# DIRECTIONS FOR THIS TASK
Tally every line of the listing where the string "とあるが" is found, and state the total alone.

# LISTED RECORDS
○ ○ ○ ○ ○ ○ ○
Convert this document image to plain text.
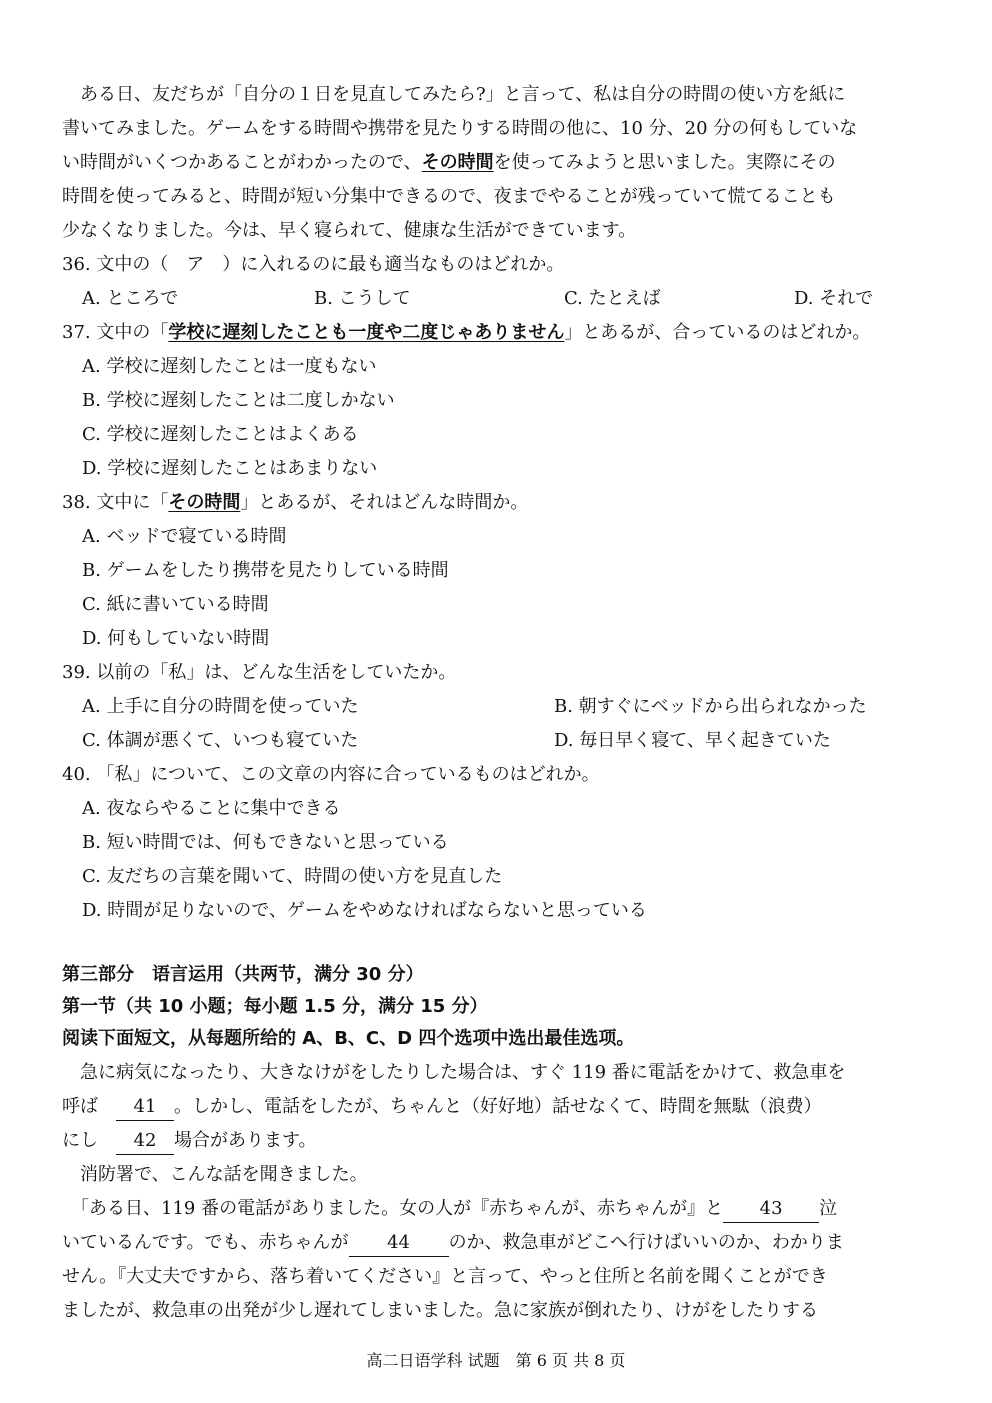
　ある日、友だちが「自分の１日を見直してみたら?」と言って、私は自分の時間の使い方を紙に
書いてみました。ゲームをする時間や携帯を見たりする時間の他に、10 分、20 分の何もしていな
い時間がいくつかあることがわかったので、その時間を使ってみようと思いました。実際にその
時間を使ってみると、時間が短い分集中できるので、夜までやることが残っていて慌てることも
少なくなりました。今は、早く寝られて、健康な生活ができています。
36. 文中の（　ア　）に入れるのに最も適当なものはどれか。
A. ところで	B. こうして	C. たとえば	D. それで
37. 文中の「学校に遅刻したことも一度や二度じゃありません」とあるが、合っているのはどれか。
A. 学校に遅刻したことは一度もない
B. 学校に遅刻したことは二度しかない
C. 学校に遅刻したことはよくある
D. 学校に遅刻したことはあまりない
38. 文中に「その時間」とあるが、それはどんな時間か。
A. ベッドで寝ている時間
B. ゲームをしたり携帯を見たりしている時間
C. 紙に書いている時間
D. 何もしていない時間
39. 以前の「私」は、どんな生活をしていたか。
A. 上手に自分の時間を使っていた	B. 朝すぐにベッドから出られなかった
C. 体調が悪くて、いつも寝ていた	D. 毎日早く寝て、早く起きていた
40. 「私」について、この文章の内容に合っているものはどれか。
A. 夜ならやることに集中できる
B. 短い時間では、何もできないと思っている
C. 友だちの言葉を聞いて、時間の使い方を見直した
D. 時間が足りないので、ゲームをやめなければならないと思っている
第三部分　语言运用（共两节，满分 30 分）
第一节（共 10 小题；每小题 1.5 分，满分 15 分）
阅读下面短文，从每题所给的 A、B、C、D 四个选项中选出最佳选项。
　急に病気になったり、大きなけがをしたりした場合は、すぐ 119 番に電話をかけて、救急車を
呼ば　41 。しかし、電話をしたが、ちゃんと（好好地）話せなくて、時間を無駄（浪费）
にし　42 場合があります。
　消防署で、こんな話を聞きました。
　「ある日、119 番の電話がありました。女の人が『赤ちゃんが、赤ちゃんが』と 43 泣
いているんです。でも、赤ちゃんが 44 のか、救急車がどこへ行けばいいのか、わかりま
せん。『大丈夫ですから、落ち着いてください』と言って、やっと住所と名前を聞くことができ
ましたが、救急車の出発が少し遅れてしまいました。急に家族が倒れたり、けがをしたりする
高二日语学科 试题　第 6 页 共 8 页
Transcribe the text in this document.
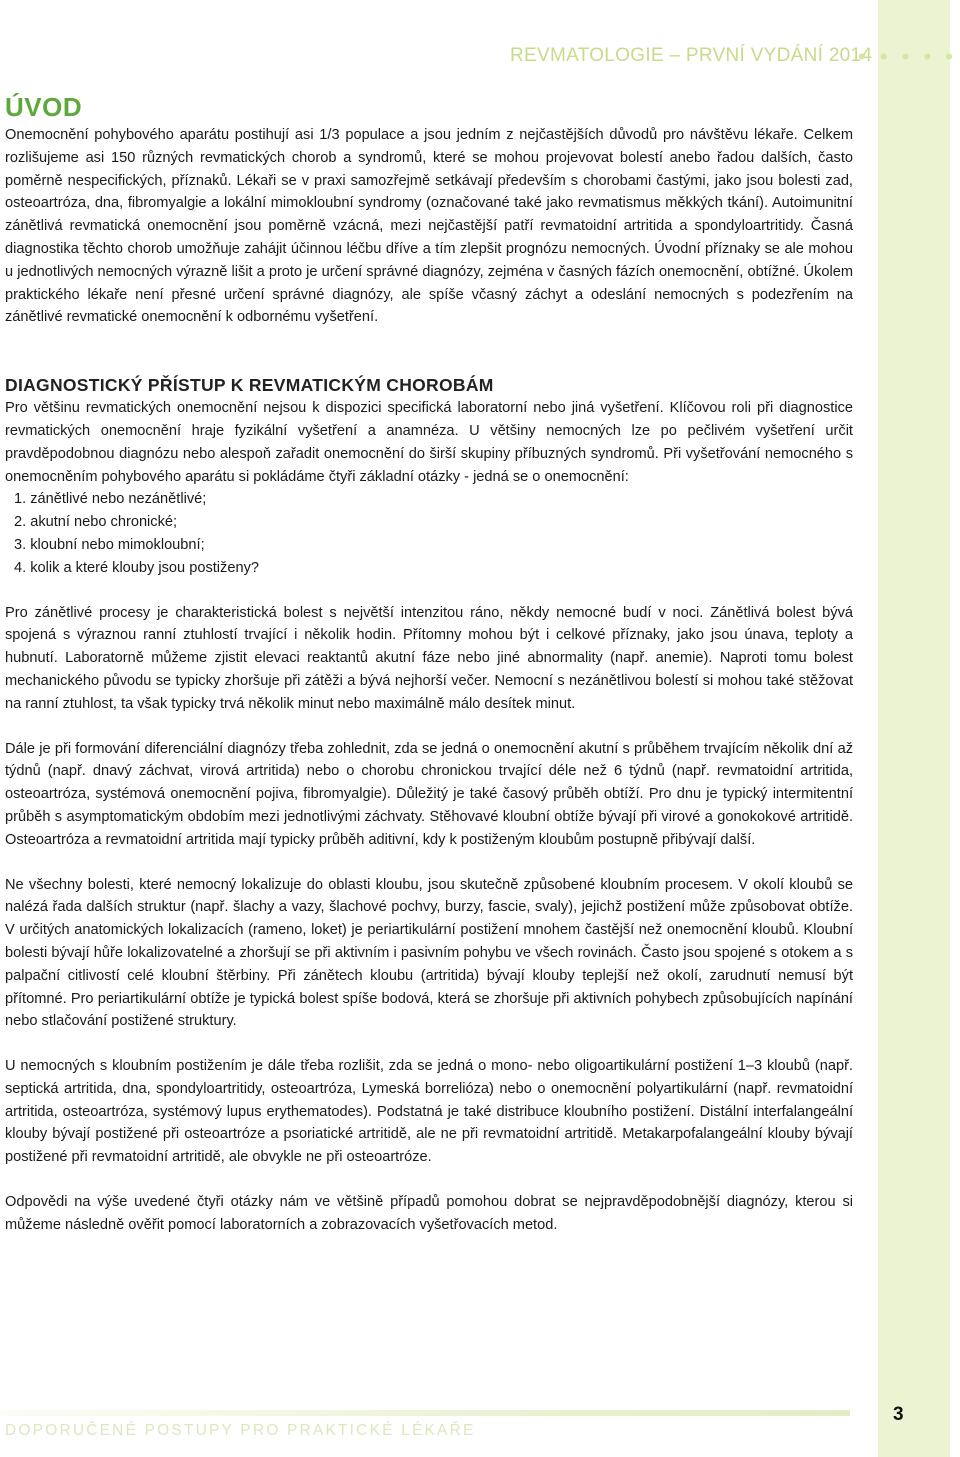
REVMATOLOGIE – PRVNÍ VYDÁNÍ 2014
• • • • •
ÚVOD

Onemocnění pohybového aparátu postihují asi 1/3 populace a jsou jedním z nejčastějších důvodů pro návštěvu lékaře. Celkem rozlišujeme asi 150 různých revmatických chorob a syndromů, které se mohou projevovat bolestí anebo řadou dalších, často poměrně nespecifických, příznaků. Lékaři se v praxi samozřejmě setkávají především s chorobami častými, jako jsou bolesti zad, osteoartróza, dna, fibromyalgie a lokální mimokloubní syndromy (označované také jako revmatismus měkkých tkání). Autoimunitní zánětlivá revmatická onemocnění jsou poměrně vzácná, mezi nejčastější patří revmatoidní artritida a spondyloartritidy. Časná diagnostika těchto chorob umožňuje zahájit účinnou léčbu dříve a tím zlepšit prognózu nemocných. Úvodní příznaky se ale mohou u jednotlivých nemocných výrazně lišit a proto je určení správné diagnózy, zejména v časných fázích onemocnění, obtížné. Úkolem praktického lékaře není přesné určení správné diagnózy, ale spíše včasný záchyt a odeslání nemocných s podezřením na zánětlivé revmatické onemocnění k odbornému vyšetření.

DIAGNOSTICKÝ PŘÍSTUP K REVMATICKÝM CHOROBÁM

Pro většinu revmatických onemocnění nejsou k dispozici specifická laboratorní nebo jiná vyšetření. Klíčovou roli při diagnostice revmatických onemocnění hraje fyzikální vyšetření a anamnéza. U většiny nemocných lze po pečlivém vyšetření určit pravděpodobnou diagnózu nebo alespoň zařadit onemocnění do širší skupiny příbuzných syndromů. Při vyšetřování nemocného s onemocněním pohybového aparátu si pokládáme čtyři základní otázky - jedná se o onemocnění:

1. zánětlivé nebo nezánětlivé;
2. akutní nebo chronické;
3. kloubní nebo mimokloubní;
4. kolik a které klouby jsou postiženy?

Pro zánětlivé procesy je charakteristická bolest s největší intenzitou ráno, někdy nemocné budí v noci. Zánětlivá bolest bývá spojená s výraznou ranní ztuhlostí trvající i několik hodin. Přítomny mohou být i celkové příznaky, jako jsou únava, teploty a hubnutí. Laboratorně můžeme zjistit elevaci reaktantů akutní fáze nebo jiné abnormality (např. anemie). Naproti tomu bolest mechanického původu se typicky zhoršuje při zátěži a bývá nejhorší večer. Nemocní s nezánětlivou bolestí si mohou také stěžovat na ranní ztuhlost, ta však typicky trvá několik minut nebo maximálně málo desítek minut.

Dále je při formování diferenciální diagnózy třeba zohlednit, zda se jedná o onemocnění akutní s průběhem trvajícím několik dní až týdnů (např. dnavý záchvat, virová artritida) nebo o chorobu chronickou trvající déle než 6 týdnů (např. revmatoidní artritida, osteoartróza, systémová onemocnění pojiva, fibromyalgie). Důležitý je také časový průběh obtíží. Pro dnu je typický intermitentní průběh s asymptomatickým obdobím mezi jednotlivými záchvaty. Stěhovavé kloubní obtíže bývají při virové a gonokokové artritidě. Osteoartróza a revmatoidní artritida mají typicky průběh aditivní, kdy k postiženým kloubům postupně přibývají další.

Ne všechny bolesti, které nemocný lokalizuje do oblasti kloubu, jsou skutečně způsobené kloubním procesem. V okolí kloubů se nalézá řada dalších struktur (např. šlachy a vazy, šlachové pochvy, burzy, fascie, svaly), jejichž postižení může způsobovat obtíže. V určitých anatomických lokalizacích (rameno, loket) je periartikulární postižení mnohem častější než onemocnění kloubů. Kloubní bolesti bývají hůře lokalizovatelné a zhoršují se při aktivním i pasivním pohybu ve všech rovinách. Často jsou spojené s otokem a s palpační citlivostí celé kloubní štěrbiny. Při zánětech kloubu (artritida) bývají klouby teplejší než okolí, zarudnutí nemusí být přítomné. Pro periartikulární obtíže je typická bolest spíše bodová, která se zhoršuje při aktivních pohybech způsobujících napínání nebo stlačování postižené struktury.

U nemocných s kloubním postižením je dále třeba rozlišit, zda se jedná o mono- nebo oligoartikulární postižení 1–3 kloubů (např. septická artritida, dna, spondyloartritidy, osteoartróza, Lymeská borrelióza) nebo o onemocnění polyartikulární (např. revmatoidní artritida, osteoartróza, systémový lupus erythematodes). Podstatná je také distribuce kloubního postižení. Distální interfalangeální klouby bývají postižené při osteoartróze a psoriatické artritidě, ale ne při revmatoidní artritidě. Metakarpofalangeální klouby bývají postižené při revmatoidní artritidě, ale obvykle ne při osteoartróze.

Odpovědi na výše uvedené čtyři otázky nám ve většině případů pomohou dobrat se nejpravděpodobnější diagnózy, kterou si můžeme následně ověřit pomocí laboratorních a zobrazovacích vyšetřovacích metod.

DOPORUČENÉ POSTUPY PRO PRAKTICKÉ LÉKAŘE
3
○ ○ ○ ○ ○ ○ ○
# CORRECT ANSWER
2